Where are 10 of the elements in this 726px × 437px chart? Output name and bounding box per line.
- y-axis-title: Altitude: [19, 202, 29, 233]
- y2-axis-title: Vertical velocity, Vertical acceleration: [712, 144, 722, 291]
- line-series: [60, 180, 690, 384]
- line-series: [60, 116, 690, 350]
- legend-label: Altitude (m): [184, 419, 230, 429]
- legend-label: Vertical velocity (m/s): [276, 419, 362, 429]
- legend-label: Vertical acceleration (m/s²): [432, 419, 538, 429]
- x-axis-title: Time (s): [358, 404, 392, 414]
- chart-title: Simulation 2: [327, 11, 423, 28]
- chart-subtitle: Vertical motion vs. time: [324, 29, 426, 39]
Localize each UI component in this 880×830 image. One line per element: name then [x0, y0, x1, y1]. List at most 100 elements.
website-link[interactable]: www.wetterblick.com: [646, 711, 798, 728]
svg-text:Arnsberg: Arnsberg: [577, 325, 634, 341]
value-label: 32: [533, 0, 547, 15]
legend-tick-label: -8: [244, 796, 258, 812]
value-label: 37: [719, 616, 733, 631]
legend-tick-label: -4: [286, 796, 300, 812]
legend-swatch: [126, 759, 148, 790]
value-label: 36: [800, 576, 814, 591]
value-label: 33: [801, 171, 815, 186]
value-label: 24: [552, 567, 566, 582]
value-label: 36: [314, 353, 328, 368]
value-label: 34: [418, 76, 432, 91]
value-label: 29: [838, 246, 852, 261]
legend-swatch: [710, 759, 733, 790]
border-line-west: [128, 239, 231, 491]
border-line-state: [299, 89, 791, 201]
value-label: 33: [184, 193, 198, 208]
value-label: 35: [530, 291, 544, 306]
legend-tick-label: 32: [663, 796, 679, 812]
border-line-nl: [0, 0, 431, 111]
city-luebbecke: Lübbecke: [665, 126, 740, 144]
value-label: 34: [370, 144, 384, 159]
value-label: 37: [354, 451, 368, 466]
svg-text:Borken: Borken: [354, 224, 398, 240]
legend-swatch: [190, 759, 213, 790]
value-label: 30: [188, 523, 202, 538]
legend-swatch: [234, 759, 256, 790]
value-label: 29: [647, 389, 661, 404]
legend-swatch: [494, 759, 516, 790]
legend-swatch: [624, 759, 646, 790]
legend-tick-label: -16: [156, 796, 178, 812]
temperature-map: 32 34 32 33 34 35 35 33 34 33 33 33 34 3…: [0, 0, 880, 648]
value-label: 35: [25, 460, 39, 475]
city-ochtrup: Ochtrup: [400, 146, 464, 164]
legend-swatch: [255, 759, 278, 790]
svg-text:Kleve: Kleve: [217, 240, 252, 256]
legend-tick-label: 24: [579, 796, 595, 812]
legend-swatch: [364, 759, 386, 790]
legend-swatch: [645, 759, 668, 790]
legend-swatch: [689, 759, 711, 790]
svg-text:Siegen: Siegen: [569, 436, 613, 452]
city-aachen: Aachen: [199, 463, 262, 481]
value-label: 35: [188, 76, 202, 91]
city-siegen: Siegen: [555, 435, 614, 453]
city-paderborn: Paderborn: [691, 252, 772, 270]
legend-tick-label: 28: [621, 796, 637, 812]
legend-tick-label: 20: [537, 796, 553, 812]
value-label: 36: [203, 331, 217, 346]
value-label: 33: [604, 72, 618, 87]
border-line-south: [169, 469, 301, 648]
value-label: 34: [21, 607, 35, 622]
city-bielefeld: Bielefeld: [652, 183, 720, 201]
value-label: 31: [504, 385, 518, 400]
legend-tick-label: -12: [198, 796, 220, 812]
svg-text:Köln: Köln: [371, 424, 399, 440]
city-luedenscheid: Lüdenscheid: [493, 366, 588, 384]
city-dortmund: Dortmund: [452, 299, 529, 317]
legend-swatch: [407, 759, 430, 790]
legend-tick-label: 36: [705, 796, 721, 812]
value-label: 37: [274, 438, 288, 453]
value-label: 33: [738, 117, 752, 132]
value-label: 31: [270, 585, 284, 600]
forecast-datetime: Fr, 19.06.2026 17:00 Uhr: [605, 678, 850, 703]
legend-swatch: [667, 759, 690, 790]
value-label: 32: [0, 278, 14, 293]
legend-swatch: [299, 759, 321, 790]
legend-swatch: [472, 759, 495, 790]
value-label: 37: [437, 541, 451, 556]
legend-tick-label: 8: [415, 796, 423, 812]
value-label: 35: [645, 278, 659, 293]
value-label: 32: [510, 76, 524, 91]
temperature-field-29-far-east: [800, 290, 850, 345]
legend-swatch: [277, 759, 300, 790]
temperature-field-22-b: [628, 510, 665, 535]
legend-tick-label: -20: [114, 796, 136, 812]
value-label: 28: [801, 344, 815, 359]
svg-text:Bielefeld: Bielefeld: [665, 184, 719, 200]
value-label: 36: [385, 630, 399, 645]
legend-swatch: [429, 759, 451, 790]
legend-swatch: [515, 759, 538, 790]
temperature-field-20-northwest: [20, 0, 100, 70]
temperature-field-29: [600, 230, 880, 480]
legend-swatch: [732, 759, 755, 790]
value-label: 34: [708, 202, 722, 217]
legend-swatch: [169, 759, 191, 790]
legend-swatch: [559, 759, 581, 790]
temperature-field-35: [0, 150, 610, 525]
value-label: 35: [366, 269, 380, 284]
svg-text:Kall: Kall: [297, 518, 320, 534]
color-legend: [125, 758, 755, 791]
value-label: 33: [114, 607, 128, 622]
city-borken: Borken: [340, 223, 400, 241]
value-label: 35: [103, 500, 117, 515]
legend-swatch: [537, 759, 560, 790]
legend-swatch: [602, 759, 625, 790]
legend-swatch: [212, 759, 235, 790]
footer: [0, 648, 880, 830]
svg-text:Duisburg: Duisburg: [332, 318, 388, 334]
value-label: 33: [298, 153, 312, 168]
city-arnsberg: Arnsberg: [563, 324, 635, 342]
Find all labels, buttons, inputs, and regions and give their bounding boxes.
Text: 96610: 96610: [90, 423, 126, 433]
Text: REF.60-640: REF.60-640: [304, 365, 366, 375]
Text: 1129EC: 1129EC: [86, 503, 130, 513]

■ **REQUIREMENT**
Copy every one of the items above line for line, without changing a single character.

■ **THE RESPONSE**
Where are 10 of the elements in this 726px × 437px chart? Output name and bounding box per line.
- y-axis-title: Altitude: [19, 202, 29, 233]
- y2-axis-title: Vertical velocity, Vertical acceleration: [712, 144, 722, 291]
- line-series: [60, 180, 690, 384]
- line-series: [60, 116, 690, 350]
- legend-label: Altitude (m): [184, 419, 230, 429]
- legend-label: Vertical velocity (m/s): [276, 419, 362, 429]
- legend-label: Vertical acceleration (m/s²): [432, 419, 538, 429]
- x-axis-title: Time (s): [358, 404, 392, 414]
- chart-title: Simulation 2: [327, 11, 423, 28]
- chart-subtitle: Vertical motion vs. time: [324, 29, 426, 39]
Localize each UI component in this 880×830 image. One line per element: name then [x0, y0, x1, y1]. List at most 100 elements.
website-link[interactable]: www.wetterblick.com: [646, 711, 798, 728]
svg-text:Arnsberg: Arnsberg: [577, 325, 634, 341]
value-label: 32: [533, 0, 547, 15]
legend-tick-label: -8: [244, 796, 258, 812]
value-label: 37: [719, 616, 733, 631]
legend-tick-label: -4: [286, 796, 300, 812]
legend-swatch: [126, 759, 148, 790]
value-label: 36: [800, 576, 814, 591]
value-label: 33: [801, 171, 815, 186]
value-label: 24: [552, 567, 566, 582]
value-label: 36: [314, 353, 328, 368]
value-label: 34: [418, 76, 432, 91]
value-label: 29: [838, 246, 852, 261]
legend-swatch: [710, 759, 733, 790]
border-line-west: [128, 239, 231, 491]
border-line-state: [299, 89, 791, 201]
value-label: 33: [184, 193, 198, 208]
value-label: 35: [530, 291, 544, 306]
legend-tick-label: 32: [663, 796, 679, 812]
border-line-nl: [0, 0, 431, 111]
city-luebbecke: Lübbecke: [665, 126, 740, 144]
value-label: 34: [370, 144, 384, 159]
value-label: 37: [354, 451, 368, 466]
svg-text:Borken: Borken: [354, 224, 398, 240]
legend-swatch: [190, 759, 213, 790]
value-label: 30: [188, 523, 202, 538]
legend-swatch: [234, 759, 256, 790]
value-label: 29: [647, 389, 661, 404]
legend-swatch: [494, 759, 516, 790]
legend-swatch: [624, 759, 646, 790]
legend-tick-label: -16: [156, 796, 178, 812]
temperature-map: 32 34 32 33 34 35 35 33 34 33 33 33 34 3…: [0, 0, 880, 648]
value-label: 35: [25, 460, 39, 475]
city-ochtrup: Ochtrup: [400, 146, 464, 164]
legend-swatch: [255, 759, 278, 790]
svg-text:Kleve: Kleve: [217, 240, 252, 256]
legend-tick-label: 24: [579, 796, 595, 812]
legend-swatch: [364, 759, 386, 790]
legend-swatch: [645, 759, 668, 790]
legend-swatch: [689, 759, 711, 790]
svg-text:Siegen: Siegen: [569, 436, 613, 452]
city-aachen: Aachen: [199, 463, 262, 481]
value-label: 35: [188, 76, 202, 91]
city-siegen: Siegen: [555, 435, 614, 453]
city-paderborn: Paderborn: [691, 252, 772, 270]
legend-tick-label: 28: [621, 796, 637, 812]
legend-tick-label: 20: [537, 796, 553, 812]
value-label: 36: [203, 331, 217, 346]
value-label: 33: [604, 72, 618, 87]
border-line-south: [169, 469, 301, 648]
value-label: 34: [21, 607, 35, 622]
city-bielefeld: Bielefeld: [652, 183, 720, 201]
value-label: 31: [504, 385, 518, 400]
legend-tick-label: -12: [198, 796, 220, 812]
svg-text:Köln: Köln: [371, 424, 399, 440]
city-luedenscheid: Lüdenscheid: [493, 366, 588, 384]
city-dortmund: Dortmund: [452, 299, 529, 317]
legend-swatch: [407, 759, 430, 790]
legend-tick-label: 36: [705, 796, 721, 812]
value-label: 37: [274, 438, 288, 453]
value-label: 33: [738, 117, 752, 132]
value-label: 31: [270, 585, 284, 600]
forecast-datetime: Fr, 19.06.2026 17:00 Uhr: [605, 678, 850, 703]
legend-swatch: [667, 759, 690, 790]
value-label: 32: [0, 278, 14, 293]
legend-swatch: [299, 759, 321, 790]
legend-swatch: [472, 759, 495, 790]
value-label: 37: [437, 541, 451, 556]
legend-tick-label: 8: [415, 796, 423, 812]
value-label: 35: [645, 278, 659, 293]
value-label: 32: [510, 76, 524, 91]
temperature-field-29-far-east: [800, 290, 850, 345]
legend-swatch: [277, 759, 300, 790]
temperature-field-22-b: [628, 510, 665, 535]
legend-tick-label: -20: [114, 796, 136, 812]
value-label: 28: [801, 344, 815, 359]
svg-text:Bielefeld: Bielefeld: [665, 184, 719, 200]
value-label: 36: [385, 630, 399, 645]
legend-swatch: [429, 759, 451, 790]
legend-swatch: [515, 759, 538, 790]
temperature-field-20-northwest: [20, 0, 100, 70]
temperature-field-29: [600, 230, 880, 480]
legend-swatch: [732, 759, 755, 790]
value-label: 34: [708, 202, 722, 217]
legend-swatch: [169, 759, 191, 790]
legend-swatch: [559, 759, 581, 790]
temperature-field-35: [0, 150, 610, 525]
value-label: 35: [366, 269, 380, 284]
svg-text:Kall: Kall: [297, 518, 320, 534]
color-legend: [125, 758, 755, 791]
value-label: 33: [114, 607, 128, 622]
city-borken: Borken: [340, 223, 400, 241]
value-label: 35: [103, 500, 117, 515]
legend-swatch: [537, 759, 560, 790]
legend-swatch: [602, 759, 625, 790]
legend-swatch: [212, 759, 235, 790]
footer: [0, 648, 880, 830]
svg-text:Duisburg: Duisburg: [332, 318, 388, 334]
value-label: 33: [298, 153, 312, 168]
city-arnsberg: Arnsberg: [563, 324, 635, 342]
Find all labels, buttons, inputs, and regions and give their bounding boxes.
Text: 96610: 96610: [90, 423, 126, 433]
Text: REF.60-640: REF.60-640: [304, 365, 366, 375]
Text: 1129EC: 1129EC: [86, 503, 130, 513]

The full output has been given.